■ **PASSAGE PROVIDED**:

Boesenbergia pandurata

Synonyms

Boesenbergia rotunda (L.) Mansf., Curcuma rotunda Linn., Kaempferia ovate Rosc., Kaempferia pandurata Roxb., Zingiber xanthorrhizum Moon, Gastochilus pandurata (Roxb.) Ridley [1]

Vernacular Names:

Malaysia Temu Kunci
Indonesia Temu Kunci (Sumatra, Jawa, Nusa Tenggara, Sulawesi); Anipa Waking, Uni Nowo, Aruhu Konci, Sun, Rutu Kakusi, Ene Sitale, Tamputi (Maluku)
Thailand Kae-aen, Kra Chai, Wan-phraa-thit
Vietnam Ngai num kho, Bong nga truat, Cu ngai
Chinese Soh Shi
India Chekkur
English Galingale, Chinese Key, Lesser Ginger, Tropical Crocus
French Petits Doigts
German Runde Gewurzlilie, Fingerwurzel [1]

General Information

Description

Boesenbergia pandurata is a member of the Zingiberaceae family. It is a rhizomatous herbaceous plant. The leafy shoots are short, each with 3 or 4 leaves with bladeless red sheaths at the base. The leaf blade measures 28cm by 10cm, slightly asymmetric, elliptic, shortly pointed, base cuneate, the midrib at least slightly hairy beneath; petioles measuring 5-12cm long, slightly winged, channelled; lingual-lobes broadly triangular, about 5mm long; sheaths with thin edge decurrent from the lingual, the longest sheath is about 12-15cm long. The inflorescence is completely enclosed by the leaf sheaths except the extreme tip of the bracts. The bracts are about 4.2cm long and 4mm wide, green in colour. The bracteoles are as long as the bracts and about as wide. The calyx with ovary about 1.8cm long. The corolla tube is about 6cm long with lobes 1.5cm long and pink in colour. The lip is about 2.5cm long, not deeply saccate, apex reflexed and slightly bilobed, coloured a deeper pink than the petals and staminodes. The stamen is about 1cm long. The anther about 0.5cm, with short narrow reflexed bilobed crest. [4]

Plant Part Used

Rhizome and roots. [1]

Chemical Constituents

Cardamonin, panduratin A – I, pinocembrin, pinostrobin, alpinetin, isopanduratin A, 4-hydroxypanduratin A.

■ **RECORD EXCERPTS**:
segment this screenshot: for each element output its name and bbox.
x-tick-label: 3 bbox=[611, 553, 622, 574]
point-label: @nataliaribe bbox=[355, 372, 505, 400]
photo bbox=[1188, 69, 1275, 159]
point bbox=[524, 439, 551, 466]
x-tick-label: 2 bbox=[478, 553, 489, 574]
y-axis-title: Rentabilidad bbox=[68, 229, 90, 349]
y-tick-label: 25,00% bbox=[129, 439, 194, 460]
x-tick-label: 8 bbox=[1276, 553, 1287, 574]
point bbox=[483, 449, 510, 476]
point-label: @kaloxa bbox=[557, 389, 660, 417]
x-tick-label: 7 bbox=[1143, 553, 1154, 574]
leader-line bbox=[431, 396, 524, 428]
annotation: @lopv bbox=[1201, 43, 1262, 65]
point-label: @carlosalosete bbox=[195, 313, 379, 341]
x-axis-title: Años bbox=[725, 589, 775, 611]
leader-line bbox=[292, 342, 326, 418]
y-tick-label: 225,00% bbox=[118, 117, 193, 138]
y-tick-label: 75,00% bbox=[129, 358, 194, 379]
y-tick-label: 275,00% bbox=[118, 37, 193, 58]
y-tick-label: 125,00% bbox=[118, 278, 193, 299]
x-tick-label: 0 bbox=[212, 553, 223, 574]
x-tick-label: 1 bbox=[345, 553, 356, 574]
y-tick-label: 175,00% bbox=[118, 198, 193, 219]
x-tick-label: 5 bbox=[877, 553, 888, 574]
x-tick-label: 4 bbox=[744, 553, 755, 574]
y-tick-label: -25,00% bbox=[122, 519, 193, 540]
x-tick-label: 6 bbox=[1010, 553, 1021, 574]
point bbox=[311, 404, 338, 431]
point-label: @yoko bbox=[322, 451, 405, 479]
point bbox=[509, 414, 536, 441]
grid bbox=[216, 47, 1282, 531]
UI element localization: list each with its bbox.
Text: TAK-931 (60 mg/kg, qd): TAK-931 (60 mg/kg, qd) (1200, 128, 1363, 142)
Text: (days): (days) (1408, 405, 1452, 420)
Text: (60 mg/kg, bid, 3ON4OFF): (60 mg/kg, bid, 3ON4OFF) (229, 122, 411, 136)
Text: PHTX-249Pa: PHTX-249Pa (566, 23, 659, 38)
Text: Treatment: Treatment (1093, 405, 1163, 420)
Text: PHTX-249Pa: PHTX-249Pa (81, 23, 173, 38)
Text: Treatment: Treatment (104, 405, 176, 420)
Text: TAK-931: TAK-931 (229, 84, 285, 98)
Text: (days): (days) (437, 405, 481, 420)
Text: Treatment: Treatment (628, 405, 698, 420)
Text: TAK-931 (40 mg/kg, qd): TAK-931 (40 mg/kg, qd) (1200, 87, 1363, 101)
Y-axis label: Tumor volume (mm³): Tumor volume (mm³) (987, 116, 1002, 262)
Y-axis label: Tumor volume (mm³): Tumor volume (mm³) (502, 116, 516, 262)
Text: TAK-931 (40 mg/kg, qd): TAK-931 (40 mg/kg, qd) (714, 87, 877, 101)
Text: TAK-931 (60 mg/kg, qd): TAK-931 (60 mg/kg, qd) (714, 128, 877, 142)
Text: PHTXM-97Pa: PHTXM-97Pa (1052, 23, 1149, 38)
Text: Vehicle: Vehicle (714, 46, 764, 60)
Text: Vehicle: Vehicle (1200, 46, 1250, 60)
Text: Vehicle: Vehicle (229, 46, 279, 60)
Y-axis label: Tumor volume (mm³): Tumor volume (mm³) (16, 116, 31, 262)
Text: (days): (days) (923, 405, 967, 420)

■ **QUESTIONS**:
a: List every chemical constituent named in the Boesenbergia pandurata text.
b: According to the Boesenbergia pandurata text, which plant family does this species belong to?
You won't need the data for this.

■ **ACTIVITY ANSWERS**:
a:
Cardamonin
Panduratin A – I
Pinocembrin
Pinostrobin
Alpinetin
Isopanduratin A
4-hydroxypanduratin A

b: The Zingiberaceae family.